WORK REQUIRED
Write out, word for word, every line from the one containing "Output the text content of this document." through the last line of the records below, both ends included.

◇ ◇ ◇

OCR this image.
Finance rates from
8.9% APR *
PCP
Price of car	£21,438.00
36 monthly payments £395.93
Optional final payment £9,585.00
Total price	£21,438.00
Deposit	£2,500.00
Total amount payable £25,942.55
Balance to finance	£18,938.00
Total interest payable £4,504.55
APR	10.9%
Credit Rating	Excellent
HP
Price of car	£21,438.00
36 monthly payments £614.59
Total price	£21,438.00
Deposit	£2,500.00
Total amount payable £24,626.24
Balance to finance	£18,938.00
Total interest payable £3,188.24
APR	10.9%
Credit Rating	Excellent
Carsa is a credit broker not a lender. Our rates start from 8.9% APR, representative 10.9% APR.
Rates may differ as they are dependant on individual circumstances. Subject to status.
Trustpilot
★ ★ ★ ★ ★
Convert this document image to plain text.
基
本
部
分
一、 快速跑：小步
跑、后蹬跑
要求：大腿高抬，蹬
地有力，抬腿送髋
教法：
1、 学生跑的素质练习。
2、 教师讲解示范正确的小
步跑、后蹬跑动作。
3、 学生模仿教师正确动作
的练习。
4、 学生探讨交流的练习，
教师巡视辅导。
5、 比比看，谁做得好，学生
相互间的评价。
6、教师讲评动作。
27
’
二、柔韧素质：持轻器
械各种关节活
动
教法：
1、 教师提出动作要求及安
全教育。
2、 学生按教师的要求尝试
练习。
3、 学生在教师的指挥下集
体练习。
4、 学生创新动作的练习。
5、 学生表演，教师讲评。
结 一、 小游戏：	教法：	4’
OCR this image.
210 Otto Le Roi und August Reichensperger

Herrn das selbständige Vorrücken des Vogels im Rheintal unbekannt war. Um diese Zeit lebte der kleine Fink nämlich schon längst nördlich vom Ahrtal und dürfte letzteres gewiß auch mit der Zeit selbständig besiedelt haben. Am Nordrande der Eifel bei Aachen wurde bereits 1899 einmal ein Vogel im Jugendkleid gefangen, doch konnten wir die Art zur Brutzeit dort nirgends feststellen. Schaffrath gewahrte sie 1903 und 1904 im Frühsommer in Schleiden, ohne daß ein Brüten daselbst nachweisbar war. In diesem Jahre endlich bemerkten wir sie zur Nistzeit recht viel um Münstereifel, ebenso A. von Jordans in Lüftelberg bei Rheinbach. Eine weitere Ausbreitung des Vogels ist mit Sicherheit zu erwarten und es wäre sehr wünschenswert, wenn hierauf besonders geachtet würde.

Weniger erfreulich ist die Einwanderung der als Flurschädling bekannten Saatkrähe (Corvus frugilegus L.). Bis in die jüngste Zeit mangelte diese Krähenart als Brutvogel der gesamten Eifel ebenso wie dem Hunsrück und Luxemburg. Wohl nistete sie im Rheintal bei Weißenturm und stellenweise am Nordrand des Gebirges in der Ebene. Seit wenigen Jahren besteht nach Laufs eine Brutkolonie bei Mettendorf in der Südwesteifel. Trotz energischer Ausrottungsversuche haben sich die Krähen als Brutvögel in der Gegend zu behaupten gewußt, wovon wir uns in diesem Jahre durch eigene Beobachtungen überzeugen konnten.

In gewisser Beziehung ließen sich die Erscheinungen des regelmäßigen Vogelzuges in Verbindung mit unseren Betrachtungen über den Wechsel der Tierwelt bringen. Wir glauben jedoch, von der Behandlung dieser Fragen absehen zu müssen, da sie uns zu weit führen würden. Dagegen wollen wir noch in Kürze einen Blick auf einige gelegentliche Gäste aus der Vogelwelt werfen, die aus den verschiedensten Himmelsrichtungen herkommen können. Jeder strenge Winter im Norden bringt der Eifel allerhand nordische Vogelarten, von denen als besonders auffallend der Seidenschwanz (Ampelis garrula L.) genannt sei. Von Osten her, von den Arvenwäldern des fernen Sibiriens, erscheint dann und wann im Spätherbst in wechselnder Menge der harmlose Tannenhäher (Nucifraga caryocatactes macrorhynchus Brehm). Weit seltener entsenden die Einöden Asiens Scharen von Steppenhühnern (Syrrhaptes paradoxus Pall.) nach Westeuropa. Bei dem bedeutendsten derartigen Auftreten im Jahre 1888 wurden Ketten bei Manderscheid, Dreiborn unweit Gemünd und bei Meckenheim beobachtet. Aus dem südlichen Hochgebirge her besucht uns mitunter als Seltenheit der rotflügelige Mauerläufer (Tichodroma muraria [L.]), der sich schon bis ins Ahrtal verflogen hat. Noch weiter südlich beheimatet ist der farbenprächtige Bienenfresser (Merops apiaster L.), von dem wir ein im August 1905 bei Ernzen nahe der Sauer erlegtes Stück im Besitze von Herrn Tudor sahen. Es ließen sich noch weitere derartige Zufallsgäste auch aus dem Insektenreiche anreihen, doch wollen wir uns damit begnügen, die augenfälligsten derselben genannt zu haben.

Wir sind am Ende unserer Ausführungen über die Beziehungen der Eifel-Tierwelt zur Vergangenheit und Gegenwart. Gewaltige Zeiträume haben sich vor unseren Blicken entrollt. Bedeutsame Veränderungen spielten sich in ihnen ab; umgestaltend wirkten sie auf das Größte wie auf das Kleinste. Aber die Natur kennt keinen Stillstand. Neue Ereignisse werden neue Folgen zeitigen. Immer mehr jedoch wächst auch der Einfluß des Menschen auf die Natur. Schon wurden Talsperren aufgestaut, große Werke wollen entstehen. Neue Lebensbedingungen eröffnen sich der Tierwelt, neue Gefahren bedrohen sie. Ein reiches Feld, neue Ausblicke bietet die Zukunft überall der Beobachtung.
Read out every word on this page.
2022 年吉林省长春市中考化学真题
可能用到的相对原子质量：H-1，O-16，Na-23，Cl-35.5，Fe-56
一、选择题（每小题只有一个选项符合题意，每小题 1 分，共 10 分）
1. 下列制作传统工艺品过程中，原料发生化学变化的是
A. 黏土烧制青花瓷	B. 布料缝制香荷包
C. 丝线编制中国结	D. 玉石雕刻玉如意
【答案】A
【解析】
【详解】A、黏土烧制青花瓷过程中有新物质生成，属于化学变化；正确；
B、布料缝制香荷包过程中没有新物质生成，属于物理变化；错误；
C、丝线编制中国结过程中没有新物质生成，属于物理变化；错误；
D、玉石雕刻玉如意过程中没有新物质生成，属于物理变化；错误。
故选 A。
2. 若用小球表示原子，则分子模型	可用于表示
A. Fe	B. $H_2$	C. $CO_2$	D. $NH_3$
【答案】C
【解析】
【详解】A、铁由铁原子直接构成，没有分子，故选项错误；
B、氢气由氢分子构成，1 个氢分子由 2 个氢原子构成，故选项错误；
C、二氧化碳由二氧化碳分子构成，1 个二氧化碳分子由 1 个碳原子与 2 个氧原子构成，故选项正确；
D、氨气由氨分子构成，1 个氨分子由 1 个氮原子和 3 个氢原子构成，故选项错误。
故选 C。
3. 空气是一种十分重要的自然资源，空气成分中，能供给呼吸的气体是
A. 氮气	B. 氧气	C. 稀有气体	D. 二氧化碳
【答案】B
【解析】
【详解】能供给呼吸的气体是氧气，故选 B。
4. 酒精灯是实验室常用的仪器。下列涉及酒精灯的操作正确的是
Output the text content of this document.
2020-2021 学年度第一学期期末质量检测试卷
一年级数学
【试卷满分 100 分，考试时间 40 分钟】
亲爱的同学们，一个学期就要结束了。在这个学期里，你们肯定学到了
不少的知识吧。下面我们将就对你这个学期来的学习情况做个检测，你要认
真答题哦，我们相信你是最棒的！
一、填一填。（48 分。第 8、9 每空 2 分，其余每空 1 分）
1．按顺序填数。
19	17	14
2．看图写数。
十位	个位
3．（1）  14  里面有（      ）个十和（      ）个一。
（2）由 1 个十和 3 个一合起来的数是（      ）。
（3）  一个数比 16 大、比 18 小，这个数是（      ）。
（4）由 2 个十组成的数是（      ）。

◇ ◇ ◇

OUTPUT FOR THIS TASK
Output the text content of this document.
2020-2021 学年度第一学期期末质量检测试卷
一年级数学
【试卷满分 100 分，考试时间 40 分钟】
亲爱的同学们，一个学期就要结束了。在这个学期里，你们肯定学到了
不少的知识吧。下面我们将就对你这个学期来的学习情况做个检测，你要认
真答题哦，我们相信你是最棒的！
一、填一填。（48 分。第 8、9 每空 2 分，其余每空 1 分）
1．按顺序填数。
19	17	14
2．看图写数。
十位	个位
3．（1）  14  里面有（      ）个十和（      ）个一。
（2）由 1 个十和 3 个一合起来的数是（      ）。
（3）  一个数比 16 大、比 18 小，这个数是（      ）。
（4）由 2 个十组成的数是（      ）。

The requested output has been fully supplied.